_Data to process_.
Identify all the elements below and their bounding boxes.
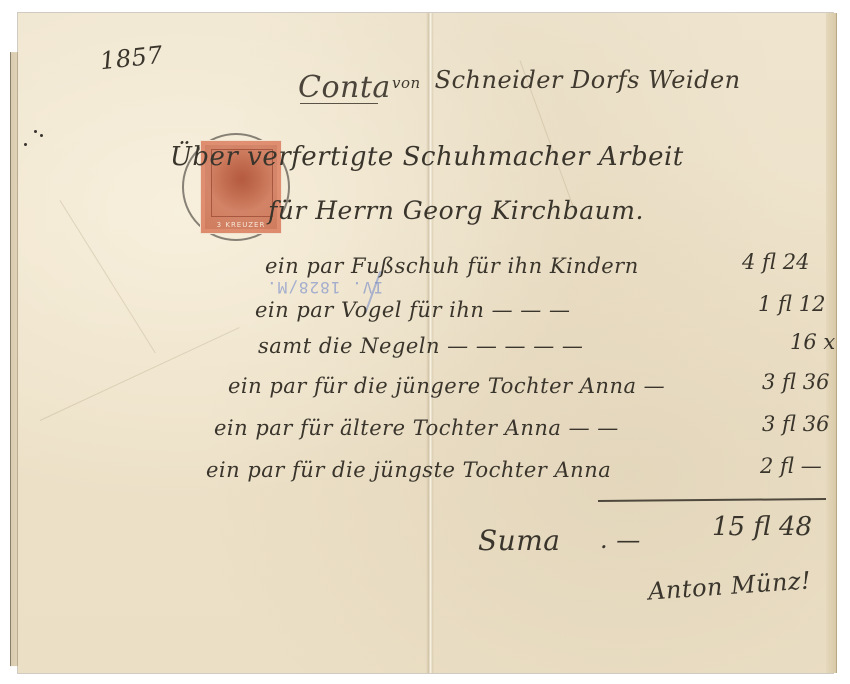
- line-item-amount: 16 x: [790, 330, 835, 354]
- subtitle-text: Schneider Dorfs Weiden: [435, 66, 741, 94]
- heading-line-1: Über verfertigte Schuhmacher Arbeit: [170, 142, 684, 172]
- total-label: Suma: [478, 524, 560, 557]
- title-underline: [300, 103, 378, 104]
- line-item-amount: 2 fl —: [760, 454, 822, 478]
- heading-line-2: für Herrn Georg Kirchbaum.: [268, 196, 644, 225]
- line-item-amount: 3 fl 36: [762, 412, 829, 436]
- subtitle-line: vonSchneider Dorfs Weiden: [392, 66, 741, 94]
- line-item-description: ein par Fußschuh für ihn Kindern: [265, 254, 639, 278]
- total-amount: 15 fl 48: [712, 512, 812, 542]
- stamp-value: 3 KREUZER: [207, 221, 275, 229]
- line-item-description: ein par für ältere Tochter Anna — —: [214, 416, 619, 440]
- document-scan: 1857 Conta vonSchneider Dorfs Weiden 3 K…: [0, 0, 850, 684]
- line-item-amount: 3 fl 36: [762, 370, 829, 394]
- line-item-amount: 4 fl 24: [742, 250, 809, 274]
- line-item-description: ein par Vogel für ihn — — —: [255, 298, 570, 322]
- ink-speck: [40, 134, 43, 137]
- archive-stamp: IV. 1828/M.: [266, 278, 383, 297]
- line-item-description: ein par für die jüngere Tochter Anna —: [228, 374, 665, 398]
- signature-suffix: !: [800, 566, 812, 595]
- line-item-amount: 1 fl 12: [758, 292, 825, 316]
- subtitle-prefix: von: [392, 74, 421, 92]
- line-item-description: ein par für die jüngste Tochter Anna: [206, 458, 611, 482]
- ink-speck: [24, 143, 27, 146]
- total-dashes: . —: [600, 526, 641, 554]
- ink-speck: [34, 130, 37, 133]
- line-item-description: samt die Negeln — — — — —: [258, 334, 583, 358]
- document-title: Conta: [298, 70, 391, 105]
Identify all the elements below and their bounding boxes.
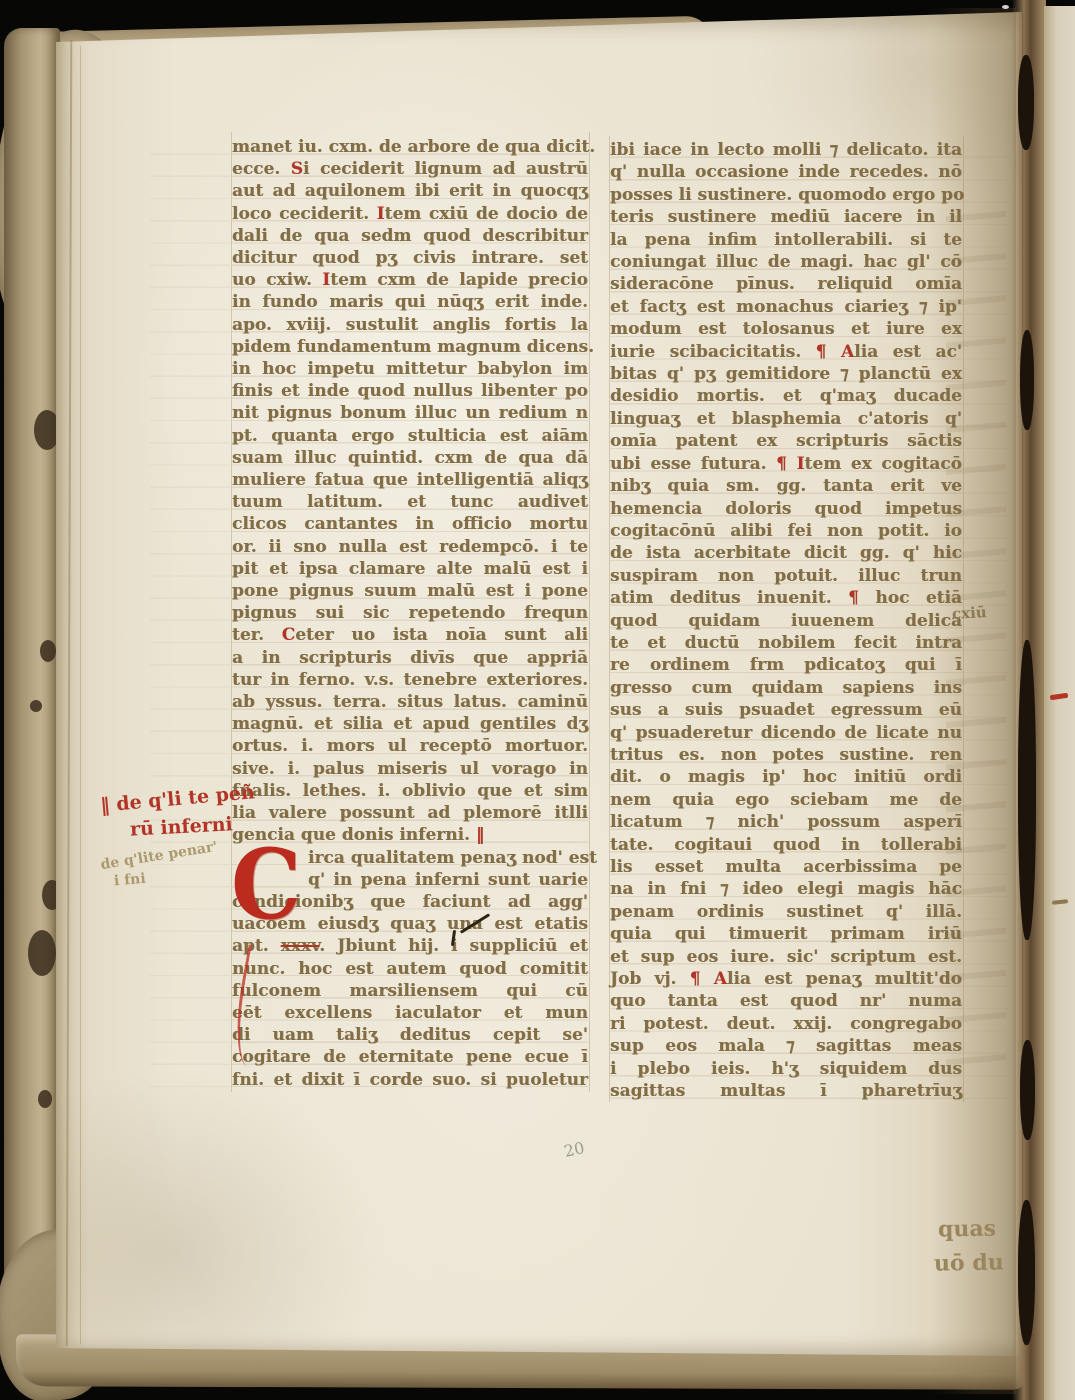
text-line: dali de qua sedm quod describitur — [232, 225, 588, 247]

_Exercise objective_.
Quote the lines from the items above, starting with the line that contains "- line-item-amount: 16" and continuing through the line that contains "- line-item-description: ein par Vogel", both lines included.

_Solution_.
- line-item-amount: 16 x: [790, 330, 835, 354]
- subtitle-text: Schneider Dorfs Weiden: [435, 66, 741, 94]
- heading-line-1: Über verfertigte Schuhmacher Arbeit: [170, 142, 684, 172]
- total-label: Suma: [478, 524, 560, 557]
- title-underline: [300, 103, 378, 104]
- line-item-amount: 2 fl —: [760, 454, 822, 478]
- heading-line-2: für Herrn Georg Kirchbaum.: [268, 196, 644, 225]
- line-item-amount: 3 fl 36: [762, 412, 829, 436]
- subtitle-line: vonSchneider Dorfs Weiden: [392, 66, 741, 94]
- line-item-description: ein par Fußschuh für ihn Kindern: [265, 254, 639, 278]
- total-amount: 15 fl 48: [712, 512, 812, 542]
- stamp-value: 3 KREUZER: [207, 221, 275, 229]
- line-item-description: ein par für ältere Tochter Anna — —: [214, 416, 619, 440]
- document-scan: 1857 Conta vonSchneider Dorfs Weiden 3 K…: [0, 0, 850, 684]
- line-item-amount: 3 fl 36: [762, 370, 829, 394]
- line-item-amount: 4 fl 24: [742, 250, 809, 274]
- line-item-description: ein par Vogel für ihn — — —: [255, 298, 570, 322]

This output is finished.